-- Begin MATERIAL SHOWN --

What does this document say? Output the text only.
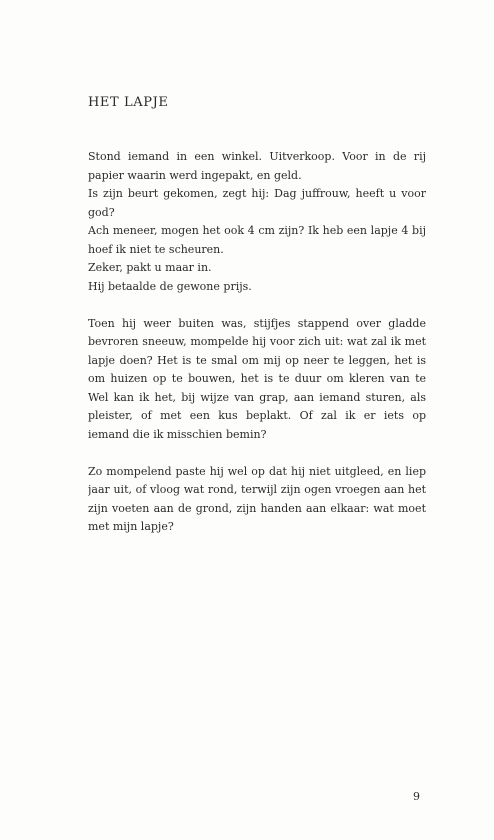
HET LAPJE
Stond iemand in een winkel. Uitverkoop. Voor in de rij
papier waarin werd ingepakt, en geld.
Is zijn beurt gekomen, zegt hij: Dag juffrouw, heeft u voor
god?
Ach meneer, mogen het ook 4 cm zijn? Ik heb een lapje 4 bij
hoef ik niet te scheuren.
Zeker, pakt u maar in.
Hij betaalde de gewone prijs.
Toen hij weer buiten was, stijfjes stappend over gladde
bevroren sneeuw, mompelde hij voor zich uit: wat zal ik met
lapje doen? Het is te smal om mij op neer te leggen, het is
om huizen op te bouwen, het is te duur om kleren van te
Wel kan ik het, bij wijze van grap, aan iemand sturen, als
pleister, of met een kus beplakt. Of zal ik er iets op
iemand die ik misschien bemin?
Zo mompelend paste hij wel op dat hij niet uitgleed, en liep
jaar uit, of vloog wat rond, terwijl zijn ogen vroegen aan het
zijn voeten aan de grond, zijn handen aan elkaar: wat moet
met mijn lapje?
9
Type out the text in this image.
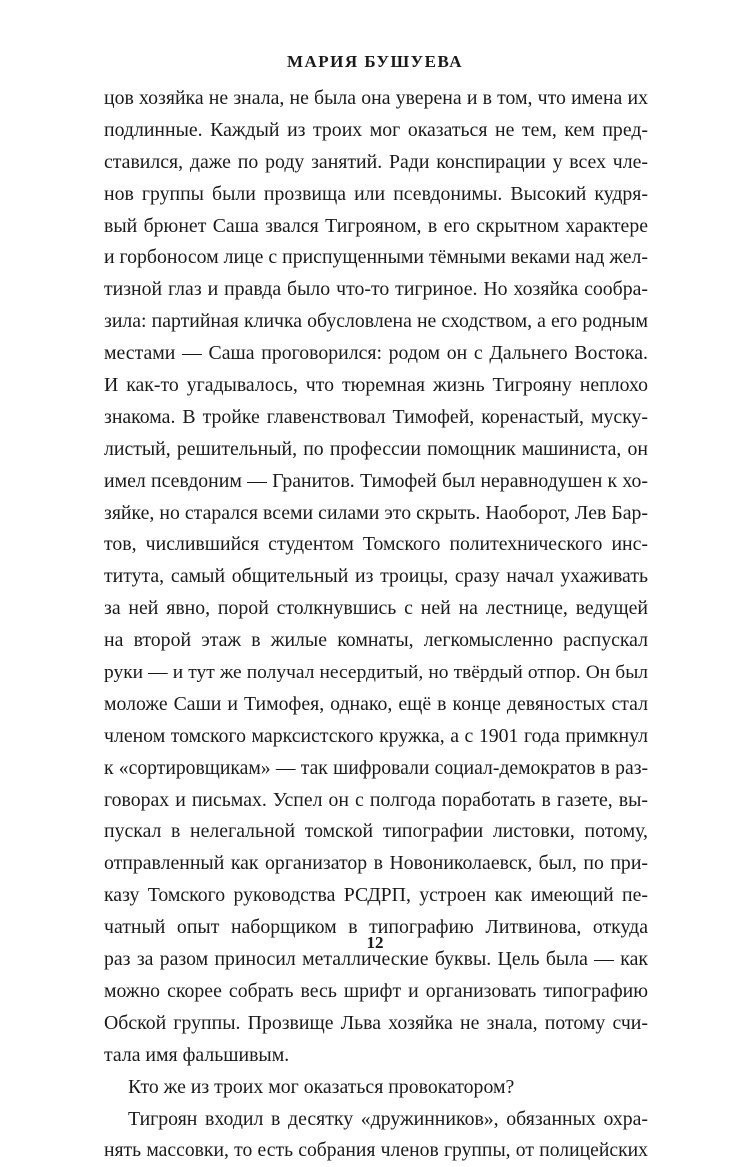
МАРИЯ БУШУЕВА
цов хозяйка не знала, не была она уверена и в том, что имена их
подлинные. Каждый из троих мог оказаться не тем, кем пред-
ставился, даже по роду занятий. Ради конспирации у всех чле-
нов группы были прозвища или псевдонимы. Высокий кудря-
вый брюнет Саша звался Тигрояном, в его скрытном характере
и горбоносом лице с приспущенными тёмными веками над жел-
тизной глаз и правда было что-то тигриное. Но хозяйка сообра-
зила: партийная кличка обусловлена не сходством, а его родным
местами — Саша проговорился: родом он с Дальнего Востока.
И как-то угадывалось, что тюремная жизнь Тигрояну неплохо
знакома. В тройке главенствовал Тимофей, коренастый, муску-
листый, решительный, по профессии помощник машиниста, он
имел псевдоним — Гранитов. Тимофей был неравнодушен к хо-
зяйке, но старался всеми силами это скрыть. Наоборот, Лев Бар-
тов, числившийся студентом Томского политехнического инс-
титута, самый общительный из троицы, сразу начал ухаживать
за ней явно, порой столкнувшись с ней на лестнице, ведущей
на второй этаж в жилые комнаты, легкомысленно распускал
руки — и тут же получал несердитый, но твёрдый отпор. Он был
моложе Саши и Тимофея, однако, ещё в конце девяностых стал
членом томского марксистского кружка, а с 1901 года примкнул
к «сортировщикам» — так шифровали социал-демократов в раз-
говорах и письмах. Успел он с полгода поработать в газете, вы-
пускал в нелегальной томской типографии листовки, потому,
отправленный как организатор в Новониколаевск, был, по при-
казу Томского руководства РСДРП, устроен как имеющий пе-
чатный опыт наборщиком в типографию Литвинова, откуда
раз за разом приносил металлические буквы. Цель была — как
можно скорее собрать весь шрифт и организовать типографию
Обской группы. Прозвище Льва хозяйка не знала, потому счи-
тала имя фальшивым.
Кто же из троих мог оказаться провокатором?
Тигроян входил в десятку «дружинников», обязанных охра-
нять массовки, то есть собрания членов группы, от полицейских
12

-- End MATERIAL SHOWN --

[TASK DIRECTIONS]
Repeat each record exactly, with the pictures left out.

[SOLUTION]
What does this document say? Output the text only.
HET LAPJE
Stond iemand in een winkel. Uitverkoop. Voor in de rij
papier waarin werd ingepakt, en geld.
Is zijn beurt gekomen, zegt hij: Dag juffrouw, heeft u voor
god?
Ach meneer, mogen het ook 4 cm zijn? Ik heb een lapje 4 bij
hoef ik niet te scheuren.
Zeker, pakt u maar in.
Hij betaalde de gewone prijs.
Toen hij weer buiten was, stijfjes stappend over gladde
bevroren sneeuw, mompelde hij voor zich uit: wat zal ik met
lapje doen? Het is te smal om mij op neer te leggen, het is
om huizen op te bouwen, het is te duur om kleren van te
Wel kan ik het, bij wijze van grap, aan iemand sturen, als
pleister, of met een kus beplakt. Of zal ik er iets op
iemand die ik misschien bemin?
Zo mompelend paste hij wel op dat hij niet uitgleed, en liep
jaar uit, of vloog wat rond, terwijl zijn ogen vroegen aan het
zijn voeten aan de grond, zijn handen aan elkaar: wat moet
met mijn lapje?
9
Type out the text in this image.
МАРИЯ БУШУЕВА
цов хозяйка не знала, не была она уверена и в том, что имена их
подлинные. Каждый из троих мог оказаться не тем, кем пред-
ставился, даже по роду занятий. Ради конспирации у всех чле-
нов группы были прозвища или псевдонимы. Высокий кудря-
вый брюнет Саша звался Тигрояном, в его скрытном характере
и горбоносом лице с приспущенными тёмными веками над жел-
тизной глаз и правда было что-то тигриное. Но хозяйка сообра-
зила: партийная кличка обусловлена не сходством, а его родным
местами — Саша проговорился: родом он с Дальнего Востока.
И как-то угадывалось, что тюремная жизнь Тигрояну неплохо
знакома. В тройке главенствовал Тимофей, коренастый, муску-
листый, решительный, по профессии помощник машиниста, он
имел псевдоним — Гранитов. Тимофей был неравнодушен к хо-
зяйке, но старался всеми силами это скрыть. Наоборот, Лев Бар-
тов, числившийся студентом Томского политехнического инс-
титута, самый общительный из троицы, сразу начал ухаживать
за ней явно, порой столкнувшись с ней на лестнице, ведущей
на второй этаж в жилые комнаты, легкомысленно распускал
руки — и тут же получал несердитый, но твёрдый отпор. Он был
моложе Саши и Тимофея, однако, ещё в конце девяностых стал
членом томского марксистского кружка, а с 1901 года примкнул
к «сортировщикам» — так шифровали социал-демократов в раз-
говорах и письмах. Успел он с полгода поработать в газете, вы-
пускал в нелегальной томской типографии листовки, потому,
отправленный как организатор в Новониколаевск, был, по при-
казу Томского руководства РСДРП, устроен как имеющий пе-
чатный опыт наборщиком в типографию Литвинова, откуда
раз за разом приносил металлические буквы. Цель была — как
можно скорее собрать весь шрифт и организовать типографию
Обской группы. Прозвище Льва хозяйка не знала, потому счи-
тала имя фальшивым.
Кто же из троих мог оказаться провокатором?
Тигроян входил в десятку «дружинников», обязанных охра-
нять массовки, то есть собрания членов группы, от полицейских
12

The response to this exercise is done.